- _STATED PROBLEM_
Of all the lines in the records below, how many hold the word "DIRECTIVA"? Give the number alone.

□ □ □ □

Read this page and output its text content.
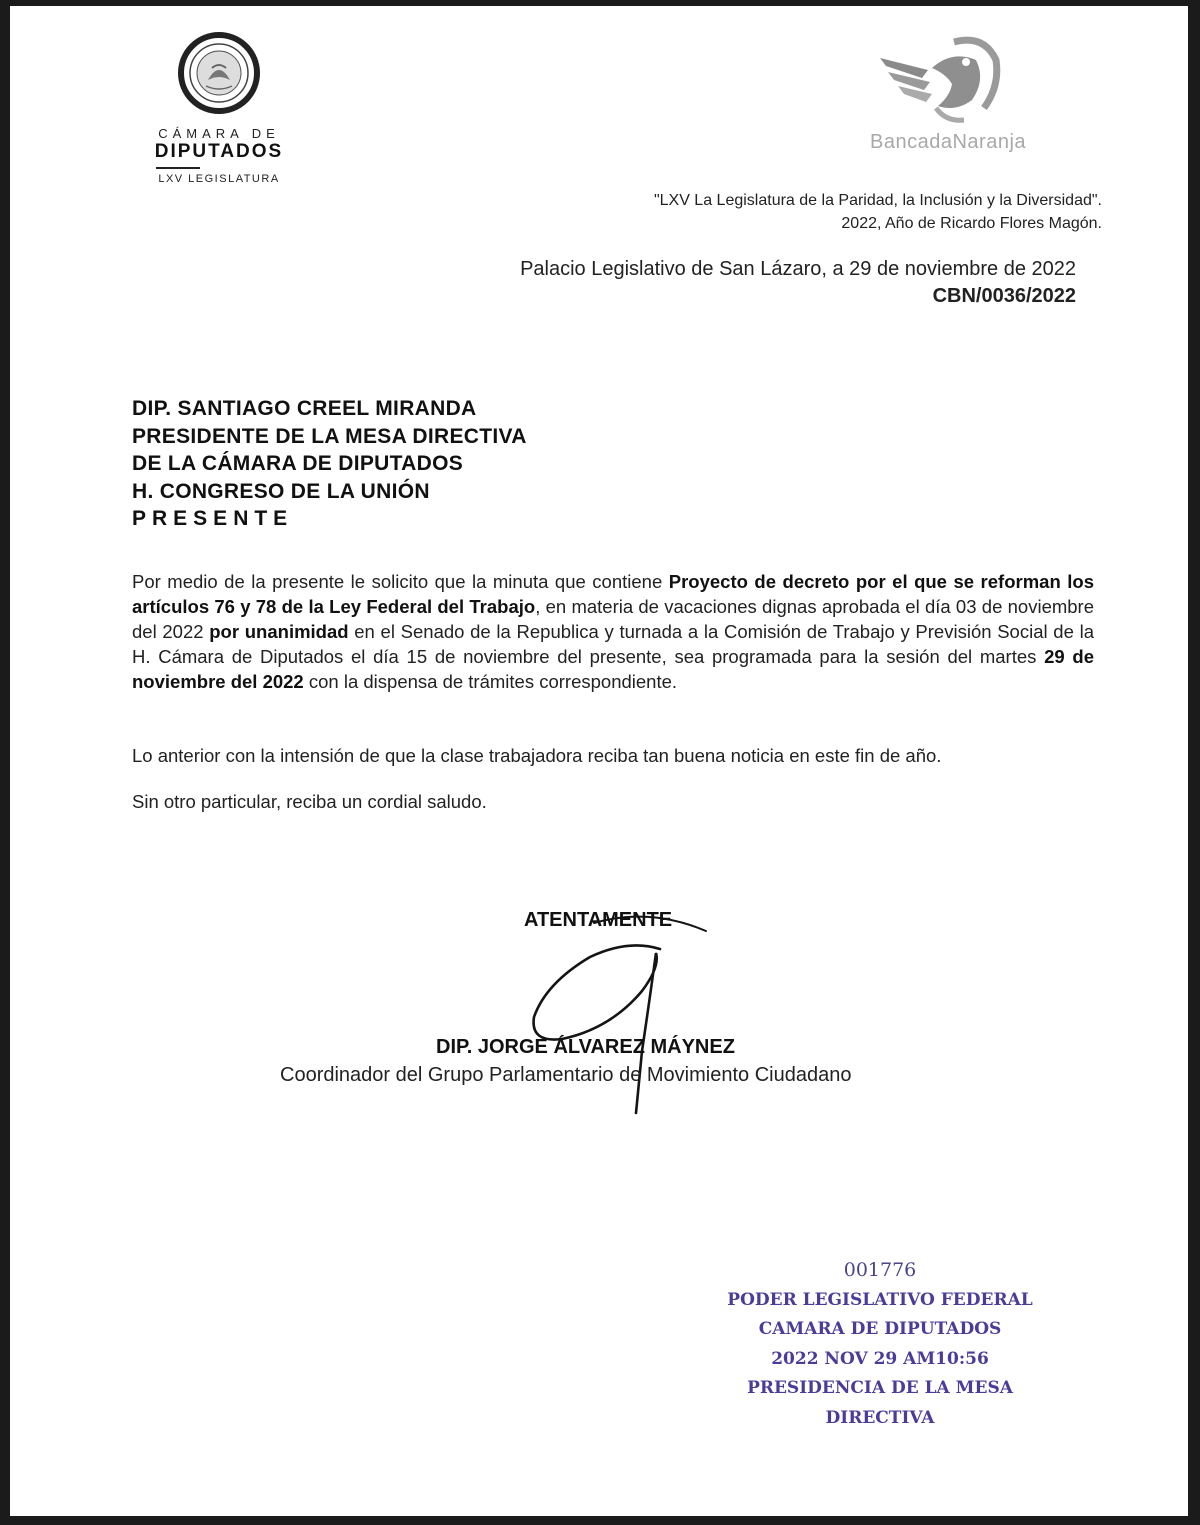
CÁMARA DE
DIPUTADOS
LXV LEGISLATURA
BancadaNaranja
"LXV La Legislatura de la Paridad, la Inclusión y la Diversidad".
2022, Año de Ricardo Flores Magón.
Palacio Legislativo de San Lázaro, a 29 de noviembre de 2022
CBN/0036/2022
DIP. SANTIAGO CREEL MIRANDA
PRESIDENTE DE LA MESA DIRECTIVA
DE LA CÁMARA DE DIPUTADOS
H. CONGRESO DE LA UNIÓN
PRESENTE
Por medio de la presente le solicito que la minuta que contiene Proyecto de decreto por el que se reforman los artículos 76 y 78 de la Ley Federal del Trabajo, en materia de vacaciones dignas aprobada el día 03 de noviembre del 2022 por unanimidad en el Senado de la Republica y turnada a la Comisión de Trabajo y Previsión Social de la H. Cámara de Diputados el día 15 de noviembre del presente, sea programada para la sesión del martes 29 de noviembre del 2022 con la dispensa de trámites correspondiente.
Lo anterior con la intensión de que la clase trabajadora reciba tan buena noticia en este fin de año.
Sin otro particular, reciba un cordial saludo.
ATENTAMENTE
DIP. JORGE ÁLVAREZ MÁYNEZ
Coordinador del Grupo Parlamentario de Movimiento Ciudadano
001776
PODER LEGISLATIVO FEDERAL
CAMARA DE DIPUTADOS
2022 NOV 29 AM10:56
PRESIDENCIA DE LA MESA DIRECTIVA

□ □ □ □

- _THE COMPLETED TASK_
2